■ REQUIREMENTS ■
All of the records below should be output exactly.

■ EXTRACTED INFORMATION ■
----------

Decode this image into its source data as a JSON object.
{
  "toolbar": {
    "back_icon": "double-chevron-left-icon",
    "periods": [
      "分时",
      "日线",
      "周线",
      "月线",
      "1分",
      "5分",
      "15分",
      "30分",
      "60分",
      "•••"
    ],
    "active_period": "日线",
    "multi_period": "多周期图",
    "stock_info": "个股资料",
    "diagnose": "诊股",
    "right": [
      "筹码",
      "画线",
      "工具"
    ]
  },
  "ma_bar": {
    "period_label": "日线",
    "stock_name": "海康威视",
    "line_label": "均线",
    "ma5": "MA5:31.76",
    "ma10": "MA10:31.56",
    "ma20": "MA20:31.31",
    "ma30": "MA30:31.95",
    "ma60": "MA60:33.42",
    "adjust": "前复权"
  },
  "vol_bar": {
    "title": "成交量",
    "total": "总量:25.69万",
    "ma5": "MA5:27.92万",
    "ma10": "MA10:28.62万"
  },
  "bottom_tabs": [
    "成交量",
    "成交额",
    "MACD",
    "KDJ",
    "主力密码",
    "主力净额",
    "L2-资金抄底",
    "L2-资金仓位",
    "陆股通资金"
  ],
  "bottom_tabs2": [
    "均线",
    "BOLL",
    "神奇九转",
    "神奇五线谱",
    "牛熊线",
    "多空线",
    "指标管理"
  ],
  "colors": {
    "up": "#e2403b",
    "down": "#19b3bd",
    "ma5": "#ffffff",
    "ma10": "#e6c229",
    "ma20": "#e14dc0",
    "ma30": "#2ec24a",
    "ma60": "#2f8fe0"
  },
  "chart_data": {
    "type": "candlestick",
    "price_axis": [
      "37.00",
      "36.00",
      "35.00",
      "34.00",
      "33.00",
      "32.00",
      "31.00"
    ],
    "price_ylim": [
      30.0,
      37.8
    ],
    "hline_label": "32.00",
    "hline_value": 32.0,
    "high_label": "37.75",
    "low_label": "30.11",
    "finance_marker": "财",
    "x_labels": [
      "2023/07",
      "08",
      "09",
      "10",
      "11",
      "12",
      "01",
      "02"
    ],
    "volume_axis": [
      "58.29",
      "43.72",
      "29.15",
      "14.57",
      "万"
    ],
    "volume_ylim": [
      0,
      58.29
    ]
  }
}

----------

■ REPLY TO THE EXERCISE ■
Decode this image into its source data as a JSON object.
{
  "toolbar": {
    "back_icon": "double-chevron-left-icon",
    "periods": [
      "分时",
      "日线",
      "周线",
      "月线",
      "1分",
      "5分",
      "15分",
      "30分",
      "60分",
      "•••"
    ],
    "active_period": "日线",
    "multi_period": "多周期图",
    "stock_info": "个股资料",
    "diagnose": "诊股",
    "right": [
      "筹码",
      "画线",
      "工具"
    ]
  },
  "ma_bar": {
    "period_label": "日线",
    "stock_name": "海康威视",
    "line_label": "均线",
    "ma5": "MA5:31.76",
    "ma10": "MA10:31.56",
    "ma20": "MA20:31.31",
    "ma30": "MA30:31.95",
    "ma60": "MA60:33.42",
    "adjust": "前复权"
  },
  "vol_bar": {
    "title": "成交量",
    "total": "总量:25.69万",
    "ma5": "MA5:27.92万",
    "ma10": "MA10:28.62万"
  },
  "bottom_tabs": [
    "成交量",
    "成交额",
    "MACD",
    "KDJ",
    "主力密码",
    "主力净额",
    "L2-资金抄底",
    "L2-资金仓位",
    "陆股通资金"
  ],
  "bottom_tabs2": [
    "均线",
    "BOLL",
    "神奇九转",
    "神奇五线谱",
    "牛熊线",
    "多空线",
    "指标管理"
  ],
  "colors": {
    "up": "#e2403b",
    "down": "#19b3bd",
    "ma5": "#ffffff",
    "ma10": "#e6c229",
    "ma20": "#e14dc0",
    "ma30": "#2ec24a",
    "ma60": "#2f8fe0"
  },
  "chart_data": {
    "type": "candlestick",
    "price_axis": [
      "37.00",
      "36.00",
      "35.00",
      "34.00",
      "33.00",
      "32.00",
      "31.00"
    ],
    "price_ylim": [
      30.0,
      37.8
    ],
    "hline_label": "32.00",
    "hline_value": 32.0,
    "high_label": "37.75",
    "low_label": "30.11",
    "finance_marker": "财",
    "x_labels": [
      "2023/07",
      "08",
      "09",
      "10",
      "11",
      "12",
      "01",
      "02"
    ],
    "volume_axis": [
      "58.29",
      "43.72",
      "29.15",
      "14.57",
      "万"
    ],
    "volume_ylim": [
      0,
      58.29
    ]
  }
}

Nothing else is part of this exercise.